## What needs to be done
With the line containing "What does this" as the first line and the last line of the records as the final one, reproduce that range exactly.

## Provided entries

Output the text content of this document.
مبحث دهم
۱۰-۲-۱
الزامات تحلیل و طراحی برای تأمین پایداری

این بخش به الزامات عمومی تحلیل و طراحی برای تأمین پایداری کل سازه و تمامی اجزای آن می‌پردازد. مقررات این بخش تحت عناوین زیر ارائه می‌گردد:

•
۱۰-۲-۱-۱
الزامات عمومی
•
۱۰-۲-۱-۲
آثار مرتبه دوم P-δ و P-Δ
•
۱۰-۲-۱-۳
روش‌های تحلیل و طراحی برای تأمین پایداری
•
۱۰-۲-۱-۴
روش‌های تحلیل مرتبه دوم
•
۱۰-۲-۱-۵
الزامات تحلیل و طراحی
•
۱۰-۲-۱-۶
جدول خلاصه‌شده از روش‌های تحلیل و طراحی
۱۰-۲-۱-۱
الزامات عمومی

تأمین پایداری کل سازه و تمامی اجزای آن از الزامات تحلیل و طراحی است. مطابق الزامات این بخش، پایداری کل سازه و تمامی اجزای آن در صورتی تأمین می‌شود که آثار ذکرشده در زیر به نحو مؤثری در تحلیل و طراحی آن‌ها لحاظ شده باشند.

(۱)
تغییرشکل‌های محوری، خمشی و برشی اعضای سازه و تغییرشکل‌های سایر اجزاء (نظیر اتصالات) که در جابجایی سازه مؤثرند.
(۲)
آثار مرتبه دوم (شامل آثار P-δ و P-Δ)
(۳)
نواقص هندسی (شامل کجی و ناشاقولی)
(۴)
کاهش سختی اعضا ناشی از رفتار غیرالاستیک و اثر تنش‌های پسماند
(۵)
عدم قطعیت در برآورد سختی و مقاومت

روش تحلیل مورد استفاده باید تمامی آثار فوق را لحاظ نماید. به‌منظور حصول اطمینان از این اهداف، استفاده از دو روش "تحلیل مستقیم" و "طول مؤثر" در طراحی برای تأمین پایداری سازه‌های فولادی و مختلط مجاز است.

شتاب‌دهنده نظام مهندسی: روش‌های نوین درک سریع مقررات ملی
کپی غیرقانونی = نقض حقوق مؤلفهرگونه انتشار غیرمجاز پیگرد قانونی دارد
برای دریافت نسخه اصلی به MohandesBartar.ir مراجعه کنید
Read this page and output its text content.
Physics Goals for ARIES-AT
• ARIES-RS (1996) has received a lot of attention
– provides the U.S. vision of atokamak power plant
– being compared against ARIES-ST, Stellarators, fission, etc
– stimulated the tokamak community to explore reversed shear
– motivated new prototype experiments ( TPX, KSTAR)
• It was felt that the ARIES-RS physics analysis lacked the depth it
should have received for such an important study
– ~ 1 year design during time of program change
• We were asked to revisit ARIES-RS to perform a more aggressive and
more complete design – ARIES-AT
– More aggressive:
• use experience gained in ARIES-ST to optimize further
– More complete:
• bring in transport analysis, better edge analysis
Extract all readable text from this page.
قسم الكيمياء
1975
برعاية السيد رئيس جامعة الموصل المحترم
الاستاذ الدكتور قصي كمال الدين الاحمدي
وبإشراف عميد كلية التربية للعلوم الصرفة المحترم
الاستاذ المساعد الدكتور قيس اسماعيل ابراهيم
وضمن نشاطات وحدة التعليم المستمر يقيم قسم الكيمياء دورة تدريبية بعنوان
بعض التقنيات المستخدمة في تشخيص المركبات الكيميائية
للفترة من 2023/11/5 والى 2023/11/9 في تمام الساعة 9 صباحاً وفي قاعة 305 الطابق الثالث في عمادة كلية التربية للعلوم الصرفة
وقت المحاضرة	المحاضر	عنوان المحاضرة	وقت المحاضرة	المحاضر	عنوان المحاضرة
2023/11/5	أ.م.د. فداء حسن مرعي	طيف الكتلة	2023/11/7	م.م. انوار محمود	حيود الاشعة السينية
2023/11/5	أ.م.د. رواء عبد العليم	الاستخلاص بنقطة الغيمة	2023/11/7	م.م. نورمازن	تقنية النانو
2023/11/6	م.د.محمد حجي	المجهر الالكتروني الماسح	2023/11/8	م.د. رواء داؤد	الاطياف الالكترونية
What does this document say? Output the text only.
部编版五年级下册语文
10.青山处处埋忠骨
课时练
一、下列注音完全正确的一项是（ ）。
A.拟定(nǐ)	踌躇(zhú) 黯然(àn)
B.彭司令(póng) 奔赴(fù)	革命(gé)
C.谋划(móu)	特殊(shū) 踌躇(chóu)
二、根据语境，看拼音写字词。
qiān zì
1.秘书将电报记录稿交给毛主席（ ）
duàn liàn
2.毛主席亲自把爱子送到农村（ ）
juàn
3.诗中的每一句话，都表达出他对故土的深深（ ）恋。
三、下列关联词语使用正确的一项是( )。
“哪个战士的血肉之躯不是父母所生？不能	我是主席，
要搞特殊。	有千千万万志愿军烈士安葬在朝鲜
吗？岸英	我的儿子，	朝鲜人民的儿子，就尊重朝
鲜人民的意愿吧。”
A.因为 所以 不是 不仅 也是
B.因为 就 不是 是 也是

## Written reply
What does this document say? Output the text only.
部编版五年级下册语文
10.青山处处埋忠骨
课时练
一、下列注音完全正确的一项是（ ）。
A.拟定(nǐ)	踌躇(zhú) 黯然(àn)
B.彭司令(póng) 奔赴(fù)	革命(gé)
C.谋划(móu)	特殊(shū) 踌躇(chóu)
二、根据语境，看拼音写字词。
qiān zì
1.秘书将电报记录稿交给毛主席（ ）
duàn liàn
2.毛主席亲自把爱子送到农村（ ）
juàn
3.诗中的每一句话，都表达出他对故土的深深（ ）恋。
三、下列关联词语使用正确的一项是( )。
“哪个战士的血肉之躯不是父母所生？不能	我是主席，
要搞特殊。	有千千万万志愿军烈士安葬在朝鲜
吗？岸英	我的儿子，	朝鲜人民的儿子，就尊重朝
鲜人民的意愿吧。”
A.因为 所以 不是 不仅 也是
B.因为 就 不是 是 也是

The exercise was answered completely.